-- Problem to work on --
Gather every line from the entries below that includes "this".

-- Working data --
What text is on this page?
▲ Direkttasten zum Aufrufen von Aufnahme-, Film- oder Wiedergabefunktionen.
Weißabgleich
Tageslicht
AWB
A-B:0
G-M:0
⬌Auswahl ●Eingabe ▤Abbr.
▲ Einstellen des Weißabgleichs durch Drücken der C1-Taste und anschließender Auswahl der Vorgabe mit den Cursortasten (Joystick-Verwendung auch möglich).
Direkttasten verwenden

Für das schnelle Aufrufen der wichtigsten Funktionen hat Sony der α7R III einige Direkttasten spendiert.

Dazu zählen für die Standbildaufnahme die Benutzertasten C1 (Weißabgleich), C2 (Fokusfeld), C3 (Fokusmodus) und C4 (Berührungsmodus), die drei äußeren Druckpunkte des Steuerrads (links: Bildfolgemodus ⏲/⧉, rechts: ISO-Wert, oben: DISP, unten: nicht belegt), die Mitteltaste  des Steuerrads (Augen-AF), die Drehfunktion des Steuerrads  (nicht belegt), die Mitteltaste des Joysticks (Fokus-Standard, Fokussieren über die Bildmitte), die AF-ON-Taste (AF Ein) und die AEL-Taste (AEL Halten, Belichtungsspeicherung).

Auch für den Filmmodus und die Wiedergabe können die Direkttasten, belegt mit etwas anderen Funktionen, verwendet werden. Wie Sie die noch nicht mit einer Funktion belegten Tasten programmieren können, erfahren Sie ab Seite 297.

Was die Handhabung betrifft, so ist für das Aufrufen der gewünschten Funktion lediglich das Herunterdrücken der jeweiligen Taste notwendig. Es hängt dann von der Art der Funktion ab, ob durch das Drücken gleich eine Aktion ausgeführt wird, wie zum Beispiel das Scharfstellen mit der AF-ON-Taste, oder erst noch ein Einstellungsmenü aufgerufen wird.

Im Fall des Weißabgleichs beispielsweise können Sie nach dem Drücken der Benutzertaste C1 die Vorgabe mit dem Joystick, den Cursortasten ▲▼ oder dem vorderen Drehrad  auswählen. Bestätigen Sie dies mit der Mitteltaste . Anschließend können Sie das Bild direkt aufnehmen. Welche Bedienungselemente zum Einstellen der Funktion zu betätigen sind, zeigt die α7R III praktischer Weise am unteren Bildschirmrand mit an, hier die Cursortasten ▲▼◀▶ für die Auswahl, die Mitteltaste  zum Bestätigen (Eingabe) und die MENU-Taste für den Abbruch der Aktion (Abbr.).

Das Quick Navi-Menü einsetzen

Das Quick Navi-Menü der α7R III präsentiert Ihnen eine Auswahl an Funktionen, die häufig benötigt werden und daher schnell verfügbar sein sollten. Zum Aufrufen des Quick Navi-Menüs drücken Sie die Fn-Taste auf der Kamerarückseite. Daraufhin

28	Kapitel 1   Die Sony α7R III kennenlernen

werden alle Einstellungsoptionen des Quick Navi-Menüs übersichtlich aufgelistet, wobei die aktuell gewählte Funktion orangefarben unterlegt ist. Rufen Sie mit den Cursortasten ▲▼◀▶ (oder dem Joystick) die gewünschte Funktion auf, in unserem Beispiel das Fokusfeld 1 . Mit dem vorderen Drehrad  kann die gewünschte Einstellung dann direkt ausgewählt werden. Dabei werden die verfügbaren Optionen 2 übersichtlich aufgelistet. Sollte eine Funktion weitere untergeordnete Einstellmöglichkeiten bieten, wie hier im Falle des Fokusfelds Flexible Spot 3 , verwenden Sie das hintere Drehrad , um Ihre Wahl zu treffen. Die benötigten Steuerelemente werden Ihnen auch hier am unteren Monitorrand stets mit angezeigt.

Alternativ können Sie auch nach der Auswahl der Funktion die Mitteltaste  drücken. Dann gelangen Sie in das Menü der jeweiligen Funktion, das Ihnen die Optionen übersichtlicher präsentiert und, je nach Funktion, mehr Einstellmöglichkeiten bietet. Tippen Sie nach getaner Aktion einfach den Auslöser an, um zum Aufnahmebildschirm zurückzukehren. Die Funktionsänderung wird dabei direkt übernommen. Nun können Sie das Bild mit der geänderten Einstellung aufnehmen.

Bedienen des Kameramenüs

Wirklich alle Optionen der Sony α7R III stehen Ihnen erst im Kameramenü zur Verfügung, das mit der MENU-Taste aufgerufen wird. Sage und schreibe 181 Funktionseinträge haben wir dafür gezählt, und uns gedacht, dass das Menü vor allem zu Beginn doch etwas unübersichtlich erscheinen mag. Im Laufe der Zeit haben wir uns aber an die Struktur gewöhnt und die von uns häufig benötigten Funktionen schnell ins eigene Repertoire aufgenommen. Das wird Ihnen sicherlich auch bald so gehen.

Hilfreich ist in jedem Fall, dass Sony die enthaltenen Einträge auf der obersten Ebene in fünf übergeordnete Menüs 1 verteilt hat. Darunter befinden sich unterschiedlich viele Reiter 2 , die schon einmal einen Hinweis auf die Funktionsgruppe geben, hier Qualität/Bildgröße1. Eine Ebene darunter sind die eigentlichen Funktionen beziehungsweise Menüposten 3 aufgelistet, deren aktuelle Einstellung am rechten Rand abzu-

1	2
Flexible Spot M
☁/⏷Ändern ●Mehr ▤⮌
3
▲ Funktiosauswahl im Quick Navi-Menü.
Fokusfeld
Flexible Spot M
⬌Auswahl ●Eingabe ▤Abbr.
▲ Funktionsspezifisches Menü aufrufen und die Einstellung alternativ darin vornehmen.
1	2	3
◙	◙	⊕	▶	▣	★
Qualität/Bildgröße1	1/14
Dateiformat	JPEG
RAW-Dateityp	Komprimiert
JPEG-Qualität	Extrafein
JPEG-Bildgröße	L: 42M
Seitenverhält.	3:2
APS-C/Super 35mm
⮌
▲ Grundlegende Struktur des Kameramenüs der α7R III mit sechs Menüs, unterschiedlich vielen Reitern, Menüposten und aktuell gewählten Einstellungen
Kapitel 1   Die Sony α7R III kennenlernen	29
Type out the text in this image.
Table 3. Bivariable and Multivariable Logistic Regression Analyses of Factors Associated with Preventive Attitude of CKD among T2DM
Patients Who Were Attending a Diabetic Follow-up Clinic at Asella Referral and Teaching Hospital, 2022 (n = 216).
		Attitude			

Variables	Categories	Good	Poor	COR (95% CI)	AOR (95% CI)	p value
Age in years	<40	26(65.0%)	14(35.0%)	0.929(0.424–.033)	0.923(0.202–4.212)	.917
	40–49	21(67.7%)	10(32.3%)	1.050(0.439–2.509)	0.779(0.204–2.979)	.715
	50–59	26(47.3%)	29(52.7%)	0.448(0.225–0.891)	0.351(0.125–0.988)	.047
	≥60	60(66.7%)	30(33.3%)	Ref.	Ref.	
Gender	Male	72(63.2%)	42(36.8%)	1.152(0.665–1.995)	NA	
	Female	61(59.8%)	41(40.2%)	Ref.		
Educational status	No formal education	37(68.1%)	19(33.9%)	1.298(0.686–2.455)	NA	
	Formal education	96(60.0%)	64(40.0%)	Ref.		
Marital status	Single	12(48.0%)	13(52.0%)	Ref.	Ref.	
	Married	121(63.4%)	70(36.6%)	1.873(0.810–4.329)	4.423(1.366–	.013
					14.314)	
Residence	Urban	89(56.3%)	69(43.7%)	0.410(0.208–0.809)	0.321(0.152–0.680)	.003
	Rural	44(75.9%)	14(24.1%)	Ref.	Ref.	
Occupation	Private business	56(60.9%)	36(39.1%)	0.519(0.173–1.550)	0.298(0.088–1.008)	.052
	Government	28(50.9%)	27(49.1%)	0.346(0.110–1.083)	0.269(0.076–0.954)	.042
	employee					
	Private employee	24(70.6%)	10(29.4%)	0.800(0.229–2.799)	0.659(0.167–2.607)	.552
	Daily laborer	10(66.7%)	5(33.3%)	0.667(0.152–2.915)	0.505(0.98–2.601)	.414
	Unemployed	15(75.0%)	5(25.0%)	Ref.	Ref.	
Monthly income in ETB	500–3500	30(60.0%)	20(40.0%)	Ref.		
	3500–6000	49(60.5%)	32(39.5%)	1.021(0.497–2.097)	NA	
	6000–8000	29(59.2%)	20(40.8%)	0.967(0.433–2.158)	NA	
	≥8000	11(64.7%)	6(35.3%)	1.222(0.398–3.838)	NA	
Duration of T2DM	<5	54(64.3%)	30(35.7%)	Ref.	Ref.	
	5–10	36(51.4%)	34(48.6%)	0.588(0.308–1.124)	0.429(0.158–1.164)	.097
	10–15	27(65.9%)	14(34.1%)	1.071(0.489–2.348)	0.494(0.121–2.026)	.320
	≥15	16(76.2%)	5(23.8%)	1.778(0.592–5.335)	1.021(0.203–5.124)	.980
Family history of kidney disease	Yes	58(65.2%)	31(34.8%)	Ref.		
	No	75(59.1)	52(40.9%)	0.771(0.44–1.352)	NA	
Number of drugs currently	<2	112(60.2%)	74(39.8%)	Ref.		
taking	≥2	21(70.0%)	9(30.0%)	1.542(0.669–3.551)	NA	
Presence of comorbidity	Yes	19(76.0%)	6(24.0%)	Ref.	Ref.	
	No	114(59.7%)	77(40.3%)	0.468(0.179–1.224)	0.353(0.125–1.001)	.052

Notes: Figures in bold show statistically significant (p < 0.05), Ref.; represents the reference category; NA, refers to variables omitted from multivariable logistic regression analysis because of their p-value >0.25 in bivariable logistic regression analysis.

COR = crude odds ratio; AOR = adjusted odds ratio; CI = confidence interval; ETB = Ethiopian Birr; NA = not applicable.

-- Result --
What text is on this page?
Type out the text in this image.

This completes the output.